== Input

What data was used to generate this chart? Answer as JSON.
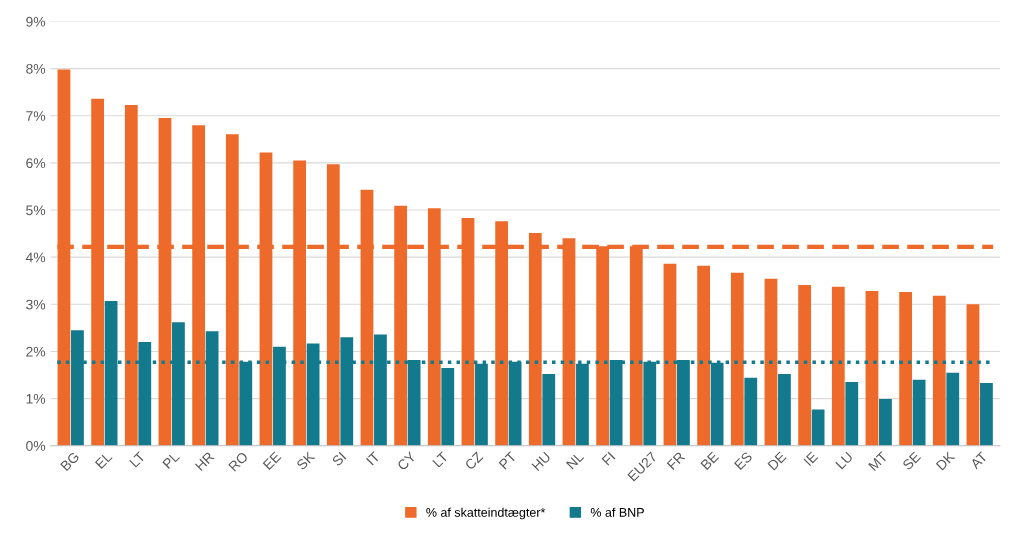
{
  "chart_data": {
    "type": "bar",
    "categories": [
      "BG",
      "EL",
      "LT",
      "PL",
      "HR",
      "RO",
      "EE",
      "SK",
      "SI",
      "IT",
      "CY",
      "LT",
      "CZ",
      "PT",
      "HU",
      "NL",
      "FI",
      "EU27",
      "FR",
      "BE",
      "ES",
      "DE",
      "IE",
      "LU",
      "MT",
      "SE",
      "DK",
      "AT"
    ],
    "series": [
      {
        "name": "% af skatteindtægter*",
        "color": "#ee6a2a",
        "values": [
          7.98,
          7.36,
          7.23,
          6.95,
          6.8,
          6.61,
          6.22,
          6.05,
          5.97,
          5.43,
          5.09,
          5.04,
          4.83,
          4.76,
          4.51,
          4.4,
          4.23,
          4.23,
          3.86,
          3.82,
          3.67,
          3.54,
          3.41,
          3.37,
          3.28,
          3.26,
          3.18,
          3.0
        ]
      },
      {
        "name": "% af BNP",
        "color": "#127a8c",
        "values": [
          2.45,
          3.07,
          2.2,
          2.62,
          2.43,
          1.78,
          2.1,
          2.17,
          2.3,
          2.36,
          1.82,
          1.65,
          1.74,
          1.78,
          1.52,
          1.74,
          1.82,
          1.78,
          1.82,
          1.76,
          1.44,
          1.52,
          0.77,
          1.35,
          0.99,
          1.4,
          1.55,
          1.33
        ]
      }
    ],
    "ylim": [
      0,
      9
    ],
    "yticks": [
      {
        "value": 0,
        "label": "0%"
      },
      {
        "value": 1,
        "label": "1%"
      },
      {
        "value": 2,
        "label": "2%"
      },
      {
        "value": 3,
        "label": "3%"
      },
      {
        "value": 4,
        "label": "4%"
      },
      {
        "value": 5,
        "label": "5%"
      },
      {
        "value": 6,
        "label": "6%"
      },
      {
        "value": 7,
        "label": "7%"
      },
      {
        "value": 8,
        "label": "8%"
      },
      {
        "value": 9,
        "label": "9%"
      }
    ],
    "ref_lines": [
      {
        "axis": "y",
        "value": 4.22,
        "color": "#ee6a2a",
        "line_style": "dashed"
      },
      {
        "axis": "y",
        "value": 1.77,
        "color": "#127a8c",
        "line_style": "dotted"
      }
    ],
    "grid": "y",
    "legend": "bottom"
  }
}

====
== Input

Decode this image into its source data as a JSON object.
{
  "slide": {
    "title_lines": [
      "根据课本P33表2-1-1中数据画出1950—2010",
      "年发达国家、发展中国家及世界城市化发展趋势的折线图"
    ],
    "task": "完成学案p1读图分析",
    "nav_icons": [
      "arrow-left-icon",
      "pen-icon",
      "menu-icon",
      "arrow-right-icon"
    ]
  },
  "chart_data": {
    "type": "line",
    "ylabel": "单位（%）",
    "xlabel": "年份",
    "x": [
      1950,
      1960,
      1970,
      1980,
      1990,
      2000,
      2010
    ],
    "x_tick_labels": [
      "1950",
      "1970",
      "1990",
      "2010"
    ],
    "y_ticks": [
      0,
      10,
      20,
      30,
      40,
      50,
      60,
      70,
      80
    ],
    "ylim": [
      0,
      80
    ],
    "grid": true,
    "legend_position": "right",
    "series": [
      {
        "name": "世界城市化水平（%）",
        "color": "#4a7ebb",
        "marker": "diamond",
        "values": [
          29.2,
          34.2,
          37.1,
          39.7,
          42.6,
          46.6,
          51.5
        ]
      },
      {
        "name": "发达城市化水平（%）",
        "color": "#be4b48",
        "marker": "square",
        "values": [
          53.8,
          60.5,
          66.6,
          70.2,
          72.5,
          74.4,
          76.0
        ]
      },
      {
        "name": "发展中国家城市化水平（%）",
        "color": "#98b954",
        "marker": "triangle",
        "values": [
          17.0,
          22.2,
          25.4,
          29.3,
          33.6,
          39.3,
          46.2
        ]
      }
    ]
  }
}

====
== Input

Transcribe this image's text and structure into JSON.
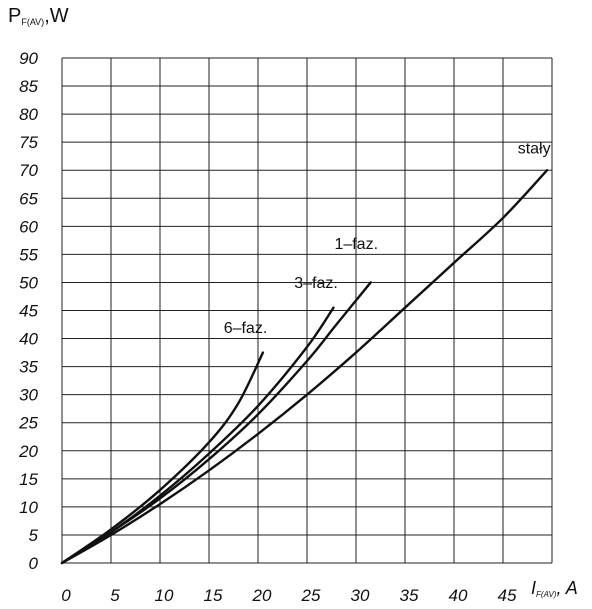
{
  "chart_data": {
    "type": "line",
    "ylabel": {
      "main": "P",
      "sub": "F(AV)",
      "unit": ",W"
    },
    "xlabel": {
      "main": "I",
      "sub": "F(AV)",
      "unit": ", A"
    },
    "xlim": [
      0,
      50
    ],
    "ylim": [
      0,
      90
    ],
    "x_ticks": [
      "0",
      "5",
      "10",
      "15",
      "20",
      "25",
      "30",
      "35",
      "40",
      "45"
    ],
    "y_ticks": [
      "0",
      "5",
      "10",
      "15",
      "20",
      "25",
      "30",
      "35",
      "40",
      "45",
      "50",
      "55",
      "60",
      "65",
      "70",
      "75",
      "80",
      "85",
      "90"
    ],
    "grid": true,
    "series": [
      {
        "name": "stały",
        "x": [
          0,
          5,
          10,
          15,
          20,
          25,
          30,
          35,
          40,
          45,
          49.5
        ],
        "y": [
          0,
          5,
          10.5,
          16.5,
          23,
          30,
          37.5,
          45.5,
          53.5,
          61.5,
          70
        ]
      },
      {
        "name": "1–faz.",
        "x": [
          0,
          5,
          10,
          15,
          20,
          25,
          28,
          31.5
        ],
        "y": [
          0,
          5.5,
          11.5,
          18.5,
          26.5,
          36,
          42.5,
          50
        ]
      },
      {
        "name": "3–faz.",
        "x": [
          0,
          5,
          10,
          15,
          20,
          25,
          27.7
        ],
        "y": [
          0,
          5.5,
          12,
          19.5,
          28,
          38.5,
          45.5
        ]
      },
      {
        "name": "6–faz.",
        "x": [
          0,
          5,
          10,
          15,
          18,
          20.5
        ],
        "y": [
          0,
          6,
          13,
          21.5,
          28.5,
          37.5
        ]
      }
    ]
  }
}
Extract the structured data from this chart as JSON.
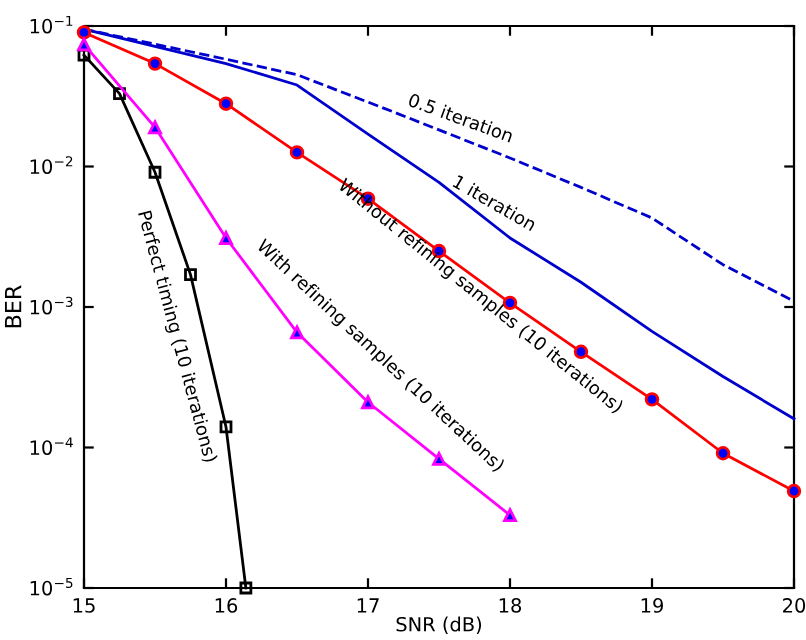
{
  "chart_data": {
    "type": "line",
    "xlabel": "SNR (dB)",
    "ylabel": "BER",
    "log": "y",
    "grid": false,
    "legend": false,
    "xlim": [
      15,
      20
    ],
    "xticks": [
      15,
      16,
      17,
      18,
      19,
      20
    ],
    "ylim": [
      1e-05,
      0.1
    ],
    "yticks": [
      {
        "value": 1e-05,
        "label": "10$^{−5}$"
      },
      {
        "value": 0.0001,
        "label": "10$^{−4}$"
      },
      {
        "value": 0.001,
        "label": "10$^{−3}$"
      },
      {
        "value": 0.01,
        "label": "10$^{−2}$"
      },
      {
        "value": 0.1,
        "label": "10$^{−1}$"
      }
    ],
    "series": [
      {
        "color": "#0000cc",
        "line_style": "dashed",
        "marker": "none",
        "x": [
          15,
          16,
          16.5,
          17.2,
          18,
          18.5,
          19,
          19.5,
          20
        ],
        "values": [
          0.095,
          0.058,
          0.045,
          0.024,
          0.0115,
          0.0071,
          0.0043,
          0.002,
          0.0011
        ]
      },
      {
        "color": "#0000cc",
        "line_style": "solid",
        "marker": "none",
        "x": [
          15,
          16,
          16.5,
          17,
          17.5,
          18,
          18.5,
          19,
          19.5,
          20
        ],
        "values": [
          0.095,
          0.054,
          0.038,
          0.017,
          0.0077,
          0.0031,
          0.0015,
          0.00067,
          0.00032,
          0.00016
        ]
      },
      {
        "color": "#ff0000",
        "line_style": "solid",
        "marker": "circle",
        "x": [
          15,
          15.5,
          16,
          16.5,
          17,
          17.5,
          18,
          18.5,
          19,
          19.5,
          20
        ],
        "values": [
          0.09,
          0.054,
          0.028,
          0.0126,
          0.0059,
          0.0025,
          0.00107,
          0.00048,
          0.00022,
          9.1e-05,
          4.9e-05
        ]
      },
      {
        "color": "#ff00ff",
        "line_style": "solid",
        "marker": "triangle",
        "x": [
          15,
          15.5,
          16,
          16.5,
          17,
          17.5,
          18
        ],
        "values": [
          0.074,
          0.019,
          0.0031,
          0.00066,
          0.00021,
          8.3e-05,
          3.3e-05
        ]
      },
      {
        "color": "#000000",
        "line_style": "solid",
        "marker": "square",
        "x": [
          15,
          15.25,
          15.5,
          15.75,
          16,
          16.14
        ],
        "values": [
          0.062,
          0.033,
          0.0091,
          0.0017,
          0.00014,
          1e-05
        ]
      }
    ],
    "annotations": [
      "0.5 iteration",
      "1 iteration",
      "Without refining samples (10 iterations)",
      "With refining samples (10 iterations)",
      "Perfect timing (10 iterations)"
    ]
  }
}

====

### Work to complete
Collect every line from the records above that contains the word "samples".

### Completed exercise
      "Without refining samples (10 iterations)",
      "With refining samples (10 iterations)",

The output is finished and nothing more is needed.